Work to be completed> The answer must consist of each line below that contains the string "simplified".

Document page transcript entries:
━━━━━━━━━━

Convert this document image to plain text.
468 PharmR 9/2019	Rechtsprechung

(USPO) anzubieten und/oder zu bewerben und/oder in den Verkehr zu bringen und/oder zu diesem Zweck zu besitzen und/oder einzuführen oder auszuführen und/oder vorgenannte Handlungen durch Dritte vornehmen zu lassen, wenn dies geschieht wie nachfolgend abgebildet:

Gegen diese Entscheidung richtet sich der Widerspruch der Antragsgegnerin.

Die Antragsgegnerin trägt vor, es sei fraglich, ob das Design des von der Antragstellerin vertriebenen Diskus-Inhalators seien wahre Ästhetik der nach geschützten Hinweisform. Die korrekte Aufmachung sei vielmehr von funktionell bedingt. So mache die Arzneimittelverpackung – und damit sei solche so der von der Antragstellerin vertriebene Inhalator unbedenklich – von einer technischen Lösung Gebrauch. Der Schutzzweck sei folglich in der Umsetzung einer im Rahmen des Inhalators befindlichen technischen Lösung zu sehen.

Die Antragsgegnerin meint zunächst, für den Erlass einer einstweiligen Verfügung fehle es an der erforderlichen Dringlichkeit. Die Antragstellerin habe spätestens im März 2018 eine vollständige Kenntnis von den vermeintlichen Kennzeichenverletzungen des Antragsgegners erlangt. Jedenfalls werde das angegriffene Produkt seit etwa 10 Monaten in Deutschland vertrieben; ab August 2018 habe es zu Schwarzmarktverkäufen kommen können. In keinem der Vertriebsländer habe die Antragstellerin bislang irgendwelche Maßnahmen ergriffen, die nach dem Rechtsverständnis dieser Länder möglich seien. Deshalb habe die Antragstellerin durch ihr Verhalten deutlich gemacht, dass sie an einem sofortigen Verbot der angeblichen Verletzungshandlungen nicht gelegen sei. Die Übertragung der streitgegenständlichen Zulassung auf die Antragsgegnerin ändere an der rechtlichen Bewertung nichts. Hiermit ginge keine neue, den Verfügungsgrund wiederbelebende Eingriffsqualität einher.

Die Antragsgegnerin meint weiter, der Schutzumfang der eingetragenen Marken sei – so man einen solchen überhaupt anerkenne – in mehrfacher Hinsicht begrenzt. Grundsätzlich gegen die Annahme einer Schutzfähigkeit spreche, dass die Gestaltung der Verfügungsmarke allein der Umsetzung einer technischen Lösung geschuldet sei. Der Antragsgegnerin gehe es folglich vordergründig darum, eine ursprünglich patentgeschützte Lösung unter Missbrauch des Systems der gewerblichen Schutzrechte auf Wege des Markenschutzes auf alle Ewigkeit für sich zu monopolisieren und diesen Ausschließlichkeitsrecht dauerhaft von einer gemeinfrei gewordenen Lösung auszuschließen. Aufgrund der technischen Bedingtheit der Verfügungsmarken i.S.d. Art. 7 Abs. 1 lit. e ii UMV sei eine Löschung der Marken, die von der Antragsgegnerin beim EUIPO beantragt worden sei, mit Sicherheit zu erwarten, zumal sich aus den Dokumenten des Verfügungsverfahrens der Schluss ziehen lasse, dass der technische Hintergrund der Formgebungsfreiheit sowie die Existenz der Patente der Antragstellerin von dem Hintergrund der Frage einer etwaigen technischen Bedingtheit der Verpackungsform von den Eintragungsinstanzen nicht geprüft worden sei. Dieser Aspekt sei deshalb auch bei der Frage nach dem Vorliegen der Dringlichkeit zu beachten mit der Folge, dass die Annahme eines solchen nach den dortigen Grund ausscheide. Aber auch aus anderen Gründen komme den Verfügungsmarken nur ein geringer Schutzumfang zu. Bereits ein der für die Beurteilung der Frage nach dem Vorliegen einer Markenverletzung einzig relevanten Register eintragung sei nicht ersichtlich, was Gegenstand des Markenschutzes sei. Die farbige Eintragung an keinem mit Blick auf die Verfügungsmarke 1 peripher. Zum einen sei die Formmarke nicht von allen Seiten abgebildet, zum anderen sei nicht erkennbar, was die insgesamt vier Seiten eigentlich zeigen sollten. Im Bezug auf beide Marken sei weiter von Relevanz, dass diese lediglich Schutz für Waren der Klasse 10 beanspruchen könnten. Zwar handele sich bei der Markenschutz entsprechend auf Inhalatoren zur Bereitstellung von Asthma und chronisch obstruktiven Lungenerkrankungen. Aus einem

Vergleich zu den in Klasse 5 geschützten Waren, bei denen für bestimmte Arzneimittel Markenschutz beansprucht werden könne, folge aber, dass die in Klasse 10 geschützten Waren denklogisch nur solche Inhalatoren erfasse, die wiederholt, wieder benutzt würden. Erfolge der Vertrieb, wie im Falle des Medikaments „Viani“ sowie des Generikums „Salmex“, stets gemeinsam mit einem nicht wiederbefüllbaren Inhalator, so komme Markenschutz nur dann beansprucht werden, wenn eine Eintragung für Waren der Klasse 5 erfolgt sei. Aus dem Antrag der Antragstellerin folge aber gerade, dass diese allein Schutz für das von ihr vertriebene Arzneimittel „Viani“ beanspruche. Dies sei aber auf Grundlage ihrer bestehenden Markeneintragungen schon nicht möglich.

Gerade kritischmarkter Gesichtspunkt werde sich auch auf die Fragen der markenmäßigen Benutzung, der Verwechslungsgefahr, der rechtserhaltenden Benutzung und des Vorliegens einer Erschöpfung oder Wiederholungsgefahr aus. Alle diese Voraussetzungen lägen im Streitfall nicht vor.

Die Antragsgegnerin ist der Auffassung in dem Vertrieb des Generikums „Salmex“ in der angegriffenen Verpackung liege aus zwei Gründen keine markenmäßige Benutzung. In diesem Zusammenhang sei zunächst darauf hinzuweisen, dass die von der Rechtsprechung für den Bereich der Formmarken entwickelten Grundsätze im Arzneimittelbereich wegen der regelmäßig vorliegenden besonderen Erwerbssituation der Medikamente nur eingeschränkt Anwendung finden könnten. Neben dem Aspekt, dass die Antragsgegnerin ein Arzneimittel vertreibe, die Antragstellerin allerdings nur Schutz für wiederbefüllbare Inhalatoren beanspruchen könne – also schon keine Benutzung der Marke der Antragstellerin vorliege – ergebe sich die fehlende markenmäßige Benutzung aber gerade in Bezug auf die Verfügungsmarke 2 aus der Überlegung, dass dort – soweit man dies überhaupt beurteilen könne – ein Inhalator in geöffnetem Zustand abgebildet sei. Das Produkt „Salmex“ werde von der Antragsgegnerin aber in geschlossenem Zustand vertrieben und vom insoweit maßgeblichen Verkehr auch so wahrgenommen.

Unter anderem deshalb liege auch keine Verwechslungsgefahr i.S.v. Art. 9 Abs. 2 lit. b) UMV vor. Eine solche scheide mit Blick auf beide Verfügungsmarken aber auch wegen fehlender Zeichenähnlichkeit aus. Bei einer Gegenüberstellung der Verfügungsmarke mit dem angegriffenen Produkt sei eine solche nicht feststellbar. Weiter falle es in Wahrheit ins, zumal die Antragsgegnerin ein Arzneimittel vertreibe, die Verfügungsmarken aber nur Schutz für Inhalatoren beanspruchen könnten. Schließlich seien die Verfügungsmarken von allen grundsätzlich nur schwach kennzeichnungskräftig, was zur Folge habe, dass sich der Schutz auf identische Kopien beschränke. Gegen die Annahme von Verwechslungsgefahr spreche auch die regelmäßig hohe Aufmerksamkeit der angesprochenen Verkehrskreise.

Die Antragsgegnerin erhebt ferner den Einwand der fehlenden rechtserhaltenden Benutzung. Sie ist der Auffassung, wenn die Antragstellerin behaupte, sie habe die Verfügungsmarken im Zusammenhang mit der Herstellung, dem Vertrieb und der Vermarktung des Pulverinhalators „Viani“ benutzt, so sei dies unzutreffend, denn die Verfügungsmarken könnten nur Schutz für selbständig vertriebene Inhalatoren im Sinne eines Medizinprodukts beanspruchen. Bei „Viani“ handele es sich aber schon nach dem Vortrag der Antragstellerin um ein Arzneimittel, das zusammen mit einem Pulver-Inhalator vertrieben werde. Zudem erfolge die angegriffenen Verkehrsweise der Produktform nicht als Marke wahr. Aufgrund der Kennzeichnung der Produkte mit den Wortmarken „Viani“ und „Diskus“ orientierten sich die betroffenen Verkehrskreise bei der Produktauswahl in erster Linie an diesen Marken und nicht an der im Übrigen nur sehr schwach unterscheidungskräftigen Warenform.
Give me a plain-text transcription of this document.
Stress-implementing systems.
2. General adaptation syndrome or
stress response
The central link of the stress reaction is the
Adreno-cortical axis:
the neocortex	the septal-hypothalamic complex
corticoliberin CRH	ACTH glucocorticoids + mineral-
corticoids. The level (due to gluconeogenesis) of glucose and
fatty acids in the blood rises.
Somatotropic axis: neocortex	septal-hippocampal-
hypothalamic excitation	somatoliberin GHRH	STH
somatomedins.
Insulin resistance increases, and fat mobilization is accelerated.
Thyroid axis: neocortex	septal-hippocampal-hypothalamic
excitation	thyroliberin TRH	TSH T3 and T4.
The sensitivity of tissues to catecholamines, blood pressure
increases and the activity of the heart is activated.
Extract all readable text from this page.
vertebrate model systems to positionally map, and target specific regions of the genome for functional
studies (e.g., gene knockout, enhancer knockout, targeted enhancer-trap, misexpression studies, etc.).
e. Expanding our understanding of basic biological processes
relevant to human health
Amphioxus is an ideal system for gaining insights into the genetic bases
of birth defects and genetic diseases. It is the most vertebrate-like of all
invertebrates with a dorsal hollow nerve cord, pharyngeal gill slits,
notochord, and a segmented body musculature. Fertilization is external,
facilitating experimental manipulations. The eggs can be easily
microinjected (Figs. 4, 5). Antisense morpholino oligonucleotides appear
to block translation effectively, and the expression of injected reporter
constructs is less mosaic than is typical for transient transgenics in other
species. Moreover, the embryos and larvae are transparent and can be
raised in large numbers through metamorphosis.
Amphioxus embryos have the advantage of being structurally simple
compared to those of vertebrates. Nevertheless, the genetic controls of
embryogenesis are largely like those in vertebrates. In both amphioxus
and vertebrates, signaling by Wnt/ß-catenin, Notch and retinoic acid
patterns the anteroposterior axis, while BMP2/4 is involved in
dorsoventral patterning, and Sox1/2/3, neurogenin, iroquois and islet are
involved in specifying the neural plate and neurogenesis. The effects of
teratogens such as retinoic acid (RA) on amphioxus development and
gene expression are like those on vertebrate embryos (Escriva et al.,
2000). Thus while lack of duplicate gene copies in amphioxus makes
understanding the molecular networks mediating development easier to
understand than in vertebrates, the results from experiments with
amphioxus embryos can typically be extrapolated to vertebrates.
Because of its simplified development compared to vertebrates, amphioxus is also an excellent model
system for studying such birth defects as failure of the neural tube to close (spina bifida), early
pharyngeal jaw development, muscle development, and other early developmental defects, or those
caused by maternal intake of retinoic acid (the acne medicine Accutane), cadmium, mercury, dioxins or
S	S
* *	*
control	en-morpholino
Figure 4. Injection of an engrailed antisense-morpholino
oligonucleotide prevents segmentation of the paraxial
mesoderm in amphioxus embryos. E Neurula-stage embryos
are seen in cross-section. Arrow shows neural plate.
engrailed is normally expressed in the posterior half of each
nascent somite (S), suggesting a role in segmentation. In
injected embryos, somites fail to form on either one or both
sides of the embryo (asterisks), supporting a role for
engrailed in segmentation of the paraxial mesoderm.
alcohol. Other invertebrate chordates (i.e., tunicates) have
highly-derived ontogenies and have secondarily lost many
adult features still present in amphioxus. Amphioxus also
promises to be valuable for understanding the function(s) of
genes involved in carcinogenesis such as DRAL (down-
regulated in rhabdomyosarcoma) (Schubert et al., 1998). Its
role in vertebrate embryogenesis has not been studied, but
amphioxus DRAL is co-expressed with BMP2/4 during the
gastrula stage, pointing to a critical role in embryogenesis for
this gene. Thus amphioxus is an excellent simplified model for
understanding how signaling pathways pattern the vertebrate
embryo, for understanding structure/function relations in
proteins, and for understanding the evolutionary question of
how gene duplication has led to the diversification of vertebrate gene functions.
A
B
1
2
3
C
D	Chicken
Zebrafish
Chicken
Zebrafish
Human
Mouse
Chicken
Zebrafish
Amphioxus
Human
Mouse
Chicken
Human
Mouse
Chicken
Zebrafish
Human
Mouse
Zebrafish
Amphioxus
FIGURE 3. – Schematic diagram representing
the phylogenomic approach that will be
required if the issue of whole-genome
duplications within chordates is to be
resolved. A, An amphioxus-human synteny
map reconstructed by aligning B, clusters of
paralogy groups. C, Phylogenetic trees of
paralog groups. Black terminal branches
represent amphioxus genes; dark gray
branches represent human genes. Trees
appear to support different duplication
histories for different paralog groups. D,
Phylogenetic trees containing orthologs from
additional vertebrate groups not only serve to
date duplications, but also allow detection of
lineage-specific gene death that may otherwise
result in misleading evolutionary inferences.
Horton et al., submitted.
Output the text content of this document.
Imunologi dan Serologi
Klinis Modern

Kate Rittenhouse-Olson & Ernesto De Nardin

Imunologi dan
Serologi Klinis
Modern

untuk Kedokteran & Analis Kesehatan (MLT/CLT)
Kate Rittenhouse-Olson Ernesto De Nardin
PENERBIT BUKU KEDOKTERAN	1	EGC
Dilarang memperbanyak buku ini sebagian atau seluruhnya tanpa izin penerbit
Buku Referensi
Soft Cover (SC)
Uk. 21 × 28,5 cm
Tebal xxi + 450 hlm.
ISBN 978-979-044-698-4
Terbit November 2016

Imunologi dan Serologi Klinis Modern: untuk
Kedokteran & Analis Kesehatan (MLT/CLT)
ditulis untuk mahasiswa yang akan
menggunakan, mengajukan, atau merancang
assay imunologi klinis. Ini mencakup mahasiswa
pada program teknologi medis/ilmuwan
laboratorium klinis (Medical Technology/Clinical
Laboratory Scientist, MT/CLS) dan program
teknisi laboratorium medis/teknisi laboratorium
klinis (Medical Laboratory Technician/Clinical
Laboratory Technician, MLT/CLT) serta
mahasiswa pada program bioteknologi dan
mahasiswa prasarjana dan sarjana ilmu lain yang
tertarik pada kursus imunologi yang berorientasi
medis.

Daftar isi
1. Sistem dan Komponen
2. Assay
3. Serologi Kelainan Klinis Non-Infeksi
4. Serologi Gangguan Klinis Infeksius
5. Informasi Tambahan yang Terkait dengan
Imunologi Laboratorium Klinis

━━━━━━━━━━

Solution to the problem>
Because of its simplified development compared to vertebrates, amphioxus is also an excellent model
this gene. Thus amphioxus is an excellent simplified model for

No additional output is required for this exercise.